Start of Text under study
Snapchat has become my social media platform (@BrettCohrs if you want to connect).
I follow a fellow over there named Ramon. He’s a flooring contractor. Recently, he took us with him (via his phone) to one of his projects, right before he was going to stain a hardwood floor he was working on.
He walked around two or three huge rooms, showing how he had used that blue painter’s tape to protect the baseboards before staining. Then he showed the stairs and all the tape at top, bottom, around the stairs so that he could stain the stairs. He must have used like 5 rolls of that blue tape!
He joked, “You gotta be patient to put out so much tape.”
I told him that taping that much would have driven me crazy.
He wrote back (in a very Zen-like manner, I assumed), “You just need a little patience”
And I thought about when I have painted rooms and started taping around moldings and floorboards and how I always get to that point when I throw the tape down the hall and just start painting. Because, you know, I’ll just ‘be careful.’
Lo and behold, painting near the taped parts of the room went a lot quicker than painting near the areas I did not tape. Surprise, surprise!
In addition to speed, I also was a lot more accurate when I painted around the taped area. If you come to my house and see random dots of color over near the edge of my white ceiling, you’ll know I didn’t tape there.
Fact is, prep work not only makes future work go faster, it also makes it more (though not fully) predictable. It also makes future work delegate-able. You have a system, you can pass off the job to someone else. Taping a room would make it easier for me to release someone else to do the painting.
End of Text under study
Start of Records supplied
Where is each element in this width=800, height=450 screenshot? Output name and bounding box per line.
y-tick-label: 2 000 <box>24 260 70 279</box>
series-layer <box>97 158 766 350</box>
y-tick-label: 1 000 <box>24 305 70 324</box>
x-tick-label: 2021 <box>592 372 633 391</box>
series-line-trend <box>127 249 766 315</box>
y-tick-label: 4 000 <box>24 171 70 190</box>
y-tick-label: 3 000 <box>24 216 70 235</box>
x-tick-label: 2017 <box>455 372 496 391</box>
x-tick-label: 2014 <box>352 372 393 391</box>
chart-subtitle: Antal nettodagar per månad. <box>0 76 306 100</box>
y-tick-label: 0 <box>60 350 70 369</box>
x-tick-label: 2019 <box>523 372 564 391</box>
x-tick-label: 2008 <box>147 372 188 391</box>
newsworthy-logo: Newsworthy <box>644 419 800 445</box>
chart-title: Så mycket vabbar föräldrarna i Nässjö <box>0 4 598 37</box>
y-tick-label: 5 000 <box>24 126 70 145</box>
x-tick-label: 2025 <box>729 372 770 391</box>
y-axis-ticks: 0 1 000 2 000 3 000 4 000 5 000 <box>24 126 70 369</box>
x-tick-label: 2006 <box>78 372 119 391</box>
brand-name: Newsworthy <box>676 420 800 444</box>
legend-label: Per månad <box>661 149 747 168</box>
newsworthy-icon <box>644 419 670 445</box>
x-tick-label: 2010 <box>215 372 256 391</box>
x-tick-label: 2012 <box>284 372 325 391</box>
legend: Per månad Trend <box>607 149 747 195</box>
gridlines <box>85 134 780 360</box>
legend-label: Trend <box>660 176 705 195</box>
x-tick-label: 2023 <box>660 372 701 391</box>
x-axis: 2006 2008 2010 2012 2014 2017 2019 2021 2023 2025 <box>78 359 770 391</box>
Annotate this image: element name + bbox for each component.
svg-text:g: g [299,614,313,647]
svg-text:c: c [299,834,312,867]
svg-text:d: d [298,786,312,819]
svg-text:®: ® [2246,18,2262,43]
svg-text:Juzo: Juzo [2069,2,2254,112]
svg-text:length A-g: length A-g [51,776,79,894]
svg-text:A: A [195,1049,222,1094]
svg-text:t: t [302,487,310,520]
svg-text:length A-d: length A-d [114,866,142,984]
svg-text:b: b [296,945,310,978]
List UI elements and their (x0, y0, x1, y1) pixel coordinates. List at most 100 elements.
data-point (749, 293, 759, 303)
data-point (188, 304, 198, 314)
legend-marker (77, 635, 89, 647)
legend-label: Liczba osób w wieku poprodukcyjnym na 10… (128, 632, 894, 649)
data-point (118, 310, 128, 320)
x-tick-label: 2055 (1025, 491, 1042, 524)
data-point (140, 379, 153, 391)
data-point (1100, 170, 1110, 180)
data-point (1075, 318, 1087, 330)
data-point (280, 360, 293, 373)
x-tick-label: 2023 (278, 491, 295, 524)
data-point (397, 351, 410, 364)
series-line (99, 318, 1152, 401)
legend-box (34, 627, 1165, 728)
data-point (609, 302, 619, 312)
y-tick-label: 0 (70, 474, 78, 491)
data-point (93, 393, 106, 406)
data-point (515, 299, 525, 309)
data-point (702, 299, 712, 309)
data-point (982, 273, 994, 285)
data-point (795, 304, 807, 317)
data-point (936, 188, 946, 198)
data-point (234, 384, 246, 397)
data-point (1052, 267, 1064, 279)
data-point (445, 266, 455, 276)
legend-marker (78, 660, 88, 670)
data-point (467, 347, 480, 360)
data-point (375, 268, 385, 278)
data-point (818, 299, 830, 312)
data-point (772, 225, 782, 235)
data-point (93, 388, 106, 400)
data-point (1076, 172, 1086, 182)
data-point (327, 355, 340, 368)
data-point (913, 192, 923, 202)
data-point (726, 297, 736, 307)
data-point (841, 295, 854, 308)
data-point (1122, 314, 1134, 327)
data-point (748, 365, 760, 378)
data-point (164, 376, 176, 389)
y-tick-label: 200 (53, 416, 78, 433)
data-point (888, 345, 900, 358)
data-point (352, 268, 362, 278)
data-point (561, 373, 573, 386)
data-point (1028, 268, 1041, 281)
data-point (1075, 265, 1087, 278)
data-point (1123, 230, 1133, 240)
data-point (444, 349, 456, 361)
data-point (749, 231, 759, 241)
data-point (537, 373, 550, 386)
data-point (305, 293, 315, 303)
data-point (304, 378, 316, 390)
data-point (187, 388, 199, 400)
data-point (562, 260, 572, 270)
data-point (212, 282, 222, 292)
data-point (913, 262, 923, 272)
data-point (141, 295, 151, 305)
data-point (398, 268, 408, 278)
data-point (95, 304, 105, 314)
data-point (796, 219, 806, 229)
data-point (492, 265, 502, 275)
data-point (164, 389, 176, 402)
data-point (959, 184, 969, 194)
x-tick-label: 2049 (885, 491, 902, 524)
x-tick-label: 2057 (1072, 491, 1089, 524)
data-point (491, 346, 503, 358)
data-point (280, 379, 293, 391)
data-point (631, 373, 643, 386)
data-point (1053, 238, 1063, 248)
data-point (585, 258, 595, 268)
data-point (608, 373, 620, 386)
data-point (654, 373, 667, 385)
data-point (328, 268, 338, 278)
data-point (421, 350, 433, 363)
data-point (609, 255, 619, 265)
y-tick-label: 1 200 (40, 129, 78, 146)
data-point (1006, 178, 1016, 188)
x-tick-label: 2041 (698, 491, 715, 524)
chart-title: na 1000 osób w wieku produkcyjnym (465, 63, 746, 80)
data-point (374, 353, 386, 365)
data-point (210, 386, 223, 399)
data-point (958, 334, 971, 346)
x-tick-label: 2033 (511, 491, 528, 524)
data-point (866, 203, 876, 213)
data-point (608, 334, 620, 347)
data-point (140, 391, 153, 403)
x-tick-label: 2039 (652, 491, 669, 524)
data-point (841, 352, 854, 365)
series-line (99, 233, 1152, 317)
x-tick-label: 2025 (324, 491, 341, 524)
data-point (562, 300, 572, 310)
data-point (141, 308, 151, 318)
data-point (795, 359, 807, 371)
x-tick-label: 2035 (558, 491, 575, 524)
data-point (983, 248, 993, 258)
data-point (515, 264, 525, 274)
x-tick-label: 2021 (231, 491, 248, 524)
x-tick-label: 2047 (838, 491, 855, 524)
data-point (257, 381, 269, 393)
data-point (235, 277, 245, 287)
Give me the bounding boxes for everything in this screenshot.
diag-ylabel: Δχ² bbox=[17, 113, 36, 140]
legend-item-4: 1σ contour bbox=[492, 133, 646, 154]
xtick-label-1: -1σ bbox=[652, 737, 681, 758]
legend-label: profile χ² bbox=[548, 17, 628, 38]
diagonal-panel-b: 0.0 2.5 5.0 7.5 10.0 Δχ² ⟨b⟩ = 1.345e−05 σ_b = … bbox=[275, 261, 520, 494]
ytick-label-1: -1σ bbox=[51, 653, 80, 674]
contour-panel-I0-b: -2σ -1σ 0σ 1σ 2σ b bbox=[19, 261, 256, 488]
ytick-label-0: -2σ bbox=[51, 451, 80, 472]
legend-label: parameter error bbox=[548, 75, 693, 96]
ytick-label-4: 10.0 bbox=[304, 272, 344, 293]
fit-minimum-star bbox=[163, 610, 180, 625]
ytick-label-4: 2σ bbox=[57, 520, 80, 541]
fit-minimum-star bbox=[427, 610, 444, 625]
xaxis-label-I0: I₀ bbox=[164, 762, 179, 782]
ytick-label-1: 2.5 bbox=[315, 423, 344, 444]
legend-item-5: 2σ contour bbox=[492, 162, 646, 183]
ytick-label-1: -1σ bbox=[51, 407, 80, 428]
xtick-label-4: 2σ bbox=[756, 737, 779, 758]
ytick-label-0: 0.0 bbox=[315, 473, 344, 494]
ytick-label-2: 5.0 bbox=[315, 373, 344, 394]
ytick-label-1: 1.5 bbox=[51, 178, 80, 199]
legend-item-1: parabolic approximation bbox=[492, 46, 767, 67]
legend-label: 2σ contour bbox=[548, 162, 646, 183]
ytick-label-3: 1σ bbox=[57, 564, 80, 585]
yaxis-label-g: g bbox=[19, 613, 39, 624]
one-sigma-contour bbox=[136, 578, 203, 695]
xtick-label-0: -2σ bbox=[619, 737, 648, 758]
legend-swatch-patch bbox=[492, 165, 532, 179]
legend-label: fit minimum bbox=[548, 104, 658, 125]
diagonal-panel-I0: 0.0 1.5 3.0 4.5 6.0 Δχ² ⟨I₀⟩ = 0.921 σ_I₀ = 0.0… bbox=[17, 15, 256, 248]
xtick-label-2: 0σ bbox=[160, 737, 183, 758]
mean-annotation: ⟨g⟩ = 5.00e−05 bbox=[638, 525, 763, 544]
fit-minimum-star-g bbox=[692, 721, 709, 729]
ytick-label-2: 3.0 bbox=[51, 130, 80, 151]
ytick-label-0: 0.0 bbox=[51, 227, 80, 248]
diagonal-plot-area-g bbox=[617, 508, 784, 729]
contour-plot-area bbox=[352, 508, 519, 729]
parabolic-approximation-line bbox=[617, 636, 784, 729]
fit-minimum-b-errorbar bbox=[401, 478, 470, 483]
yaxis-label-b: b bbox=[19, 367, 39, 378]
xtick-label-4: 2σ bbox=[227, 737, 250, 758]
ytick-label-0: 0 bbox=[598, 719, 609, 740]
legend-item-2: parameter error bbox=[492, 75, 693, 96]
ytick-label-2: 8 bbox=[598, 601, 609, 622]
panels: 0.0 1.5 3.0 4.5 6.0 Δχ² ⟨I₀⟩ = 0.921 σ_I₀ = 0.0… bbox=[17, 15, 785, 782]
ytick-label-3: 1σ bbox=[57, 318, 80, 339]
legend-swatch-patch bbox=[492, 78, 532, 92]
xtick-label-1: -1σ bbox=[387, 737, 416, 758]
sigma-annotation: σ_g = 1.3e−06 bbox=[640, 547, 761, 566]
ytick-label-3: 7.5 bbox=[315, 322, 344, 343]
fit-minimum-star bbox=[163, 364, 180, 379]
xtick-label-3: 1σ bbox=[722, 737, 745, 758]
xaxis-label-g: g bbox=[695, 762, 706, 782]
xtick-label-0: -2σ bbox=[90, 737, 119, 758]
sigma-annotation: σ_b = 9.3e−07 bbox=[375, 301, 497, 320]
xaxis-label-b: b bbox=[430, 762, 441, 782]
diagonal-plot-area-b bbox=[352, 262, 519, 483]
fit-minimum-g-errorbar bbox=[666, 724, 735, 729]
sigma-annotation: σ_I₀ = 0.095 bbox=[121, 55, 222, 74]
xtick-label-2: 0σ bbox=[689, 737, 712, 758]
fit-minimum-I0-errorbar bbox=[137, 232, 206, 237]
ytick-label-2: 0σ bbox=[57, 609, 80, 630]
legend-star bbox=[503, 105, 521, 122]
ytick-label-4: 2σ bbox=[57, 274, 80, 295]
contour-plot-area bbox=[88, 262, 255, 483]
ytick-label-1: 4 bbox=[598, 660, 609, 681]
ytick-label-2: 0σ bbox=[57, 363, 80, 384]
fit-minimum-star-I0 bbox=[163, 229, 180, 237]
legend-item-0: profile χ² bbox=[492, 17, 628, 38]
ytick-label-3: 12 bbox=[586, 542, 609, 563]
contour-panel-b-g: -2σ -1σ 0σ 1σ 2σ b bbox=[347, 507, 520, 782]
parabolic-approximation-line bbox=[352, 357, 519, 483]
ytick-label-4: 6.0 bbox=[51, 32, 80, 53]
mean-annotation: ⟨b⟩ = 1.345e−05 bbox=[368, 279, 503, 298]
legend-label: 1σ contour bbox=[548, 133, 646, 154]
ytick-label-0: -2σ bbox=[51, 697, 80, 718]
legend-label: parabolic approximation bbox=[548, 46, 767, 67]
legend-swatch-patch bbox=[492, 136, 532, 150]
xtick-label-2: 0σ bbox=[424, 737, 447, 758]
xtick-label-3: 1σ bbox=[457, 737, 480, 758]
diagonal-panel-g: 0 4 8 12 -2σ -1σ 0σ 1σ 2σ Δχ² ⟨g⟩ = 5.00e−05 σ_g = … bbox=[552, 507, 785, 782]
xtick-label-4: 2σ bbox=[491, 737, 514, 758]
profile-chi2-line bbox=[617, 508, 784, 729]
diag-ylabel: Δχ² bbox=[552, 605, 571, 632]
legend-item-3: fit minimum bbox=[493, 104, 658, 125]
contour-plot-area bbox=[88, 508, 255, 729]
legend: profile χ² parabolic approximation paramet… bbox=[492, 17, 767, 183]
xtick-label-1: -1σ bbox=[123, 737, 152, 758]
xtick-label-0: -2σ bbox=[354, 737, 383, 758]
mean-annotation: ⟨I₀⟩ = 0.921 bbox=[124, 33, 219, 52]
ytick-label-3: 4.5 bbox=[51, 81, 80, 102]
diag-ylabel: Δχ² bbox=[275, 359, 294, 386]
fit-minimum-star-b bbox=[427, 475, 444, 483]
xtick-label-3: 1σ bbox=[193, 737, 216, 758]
End of Records supplied
◆ Activity list
A - Can you reproduce the blog post word for word from "I follow a fellow" up to and including "that blue tape!"?
B - Answer these questions from the blog post:
(i) What kind of contractor is Ramon?
(ii) What did he protect with blue painter's tape before staining the rooms?
(iii) Where in the writer's house would a visitor see random dots of color?
C - How would you restate the blog post's paragraph beginning "Fact is, prep work" more briefly while keeping its main facts?

◆ Written answers
A -
I follow a fellow over there named Ramon. He’s a flooring contractor. Recently, he took us with him (via his phone) to one of his projects, right before he was going to stain a hardwood floor he was working on.
He walked around two or three huge rooms, showing how he had used that blue painter’s tape to protect the baseboards before staining. Then he showed the stairs and all the tape at top, bottom, around the stairs so that he could stain the stairs. He must have used like 5 rolls of that blue tape!

B -
(i) A flooring contractor.
(ii) The baseboards.
(iii) Near the edge of the white ceiling.

C - Prep work makes later work faster and more, though not fully, predictable. It also makes the work easier to delegate, because a system lets someone else take over the job. Taping a room, for instance, would make it easier for the writer to hand the painting off to another person.